Transcribe the data that follows precisely, omitting nothing.

#### Records provided

((

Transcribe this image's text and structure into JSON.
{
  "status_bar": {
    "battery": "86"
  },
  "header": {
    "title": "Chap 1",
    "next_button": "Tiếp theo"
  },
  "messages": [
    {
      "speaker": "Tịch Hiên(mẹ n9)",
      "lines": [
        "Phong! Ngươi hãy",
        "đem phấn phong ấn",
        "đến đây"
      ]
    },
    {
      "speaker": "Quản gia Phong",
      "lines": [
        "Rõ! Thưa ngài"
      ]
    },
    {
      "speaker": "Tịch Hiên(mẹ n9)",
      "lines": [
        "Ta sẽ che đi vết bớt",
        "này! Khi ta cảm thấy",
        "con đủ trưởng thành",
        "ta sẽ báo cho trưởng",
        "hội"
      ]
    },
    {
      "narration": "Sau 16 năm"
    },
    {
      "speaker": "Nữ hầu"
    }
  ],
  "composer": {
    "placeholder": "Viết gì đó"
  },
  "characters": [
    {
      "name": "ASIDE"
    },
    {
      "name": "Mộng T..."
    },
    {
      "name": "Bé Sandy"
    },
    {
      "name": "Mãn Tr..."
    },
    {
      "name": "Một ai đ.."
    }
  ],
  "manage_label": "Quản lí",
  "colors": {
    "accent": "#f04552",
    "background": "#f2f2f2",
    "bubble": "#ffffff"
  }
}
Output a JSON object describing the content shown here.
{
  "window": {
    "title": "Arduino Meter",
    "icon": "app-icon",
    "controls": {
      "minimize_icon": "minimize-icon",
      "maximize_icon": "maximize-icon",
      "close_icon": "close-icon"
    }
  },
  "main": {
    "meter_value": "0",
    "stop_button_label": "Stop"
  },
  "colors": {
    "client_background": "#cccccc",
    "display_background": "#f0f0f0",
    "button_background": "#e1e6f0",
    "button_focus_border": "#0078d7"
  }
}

))

#### Task output
Transcribe this image's text and structure into JSON.
{
  "status_bar": {
    "battery": "86"
  },
  "header": {
    "title": "Chap 1",
    "next_button": "Tiếp theo"
  },
  "messages": [
    {
      "speaker": "Tịch Hiên(mẹ n9)",
      "lines": [
        "Phong! Ngươi hãy",
        "đem phấn phong ấn",
        "đến đây"
      ]
    },
    {
      "speaker": "Quản gia Phong",
      "lines": [
        "Rõ! Thưa ngài"
      ]
    },
    {
      "speaker": "Tịch Hiên(mẹ n9)",
      "lines": [
        "Ta sẽ che đi vết bớt",
        "này! Khi ta cảm thấy",
        "con đủ trưởng thành",
        "ta sẽ báo cho trưởng",
        "hội"
      ]
    },
    {
      "narration": "Sau 16 năm"
    },
    {
      "speaker": "Nữ hầu"
    }
  ],
  "composer": {
    "placeholder": "Viết gì đó"
  },
  "characters": [
    {
      "name": "ASIDE"
    },
    {
      "name": "Mộng T..."
    },
    {
      "name": "Bé Sandy"
    },
    {
      "name": "Mãn Tr..."
    },
    {
      "name": "Một ai đ.."
    }
  ],
  "manage_label": "Quản lí",
  "colors": {
    "accent": "#f04552",
    "background": "#f2f2f2",
    "bubble": "#ffffff"
  }
}
Output a JSON object describing the content shown here.
{
  "window": {
    "title": "Arduino Meter",
    "icon": "app-icon",
    "controls": {
      "minimize_icon": "minimize-icon",
      "maximize_icon": "maximize-icon",
      "close_icon": "close-icon"
    }
  },
  "main": {
    "meter_value": "0",
    "stop_button_label": "Stop"
  },
  "colors": {
    "client_background": "#cccccc",
    "display_background": "#f0f0f0",
    "button_background": "#e1e6f0",
    "button_focus_border": "#0078d7"
  }
}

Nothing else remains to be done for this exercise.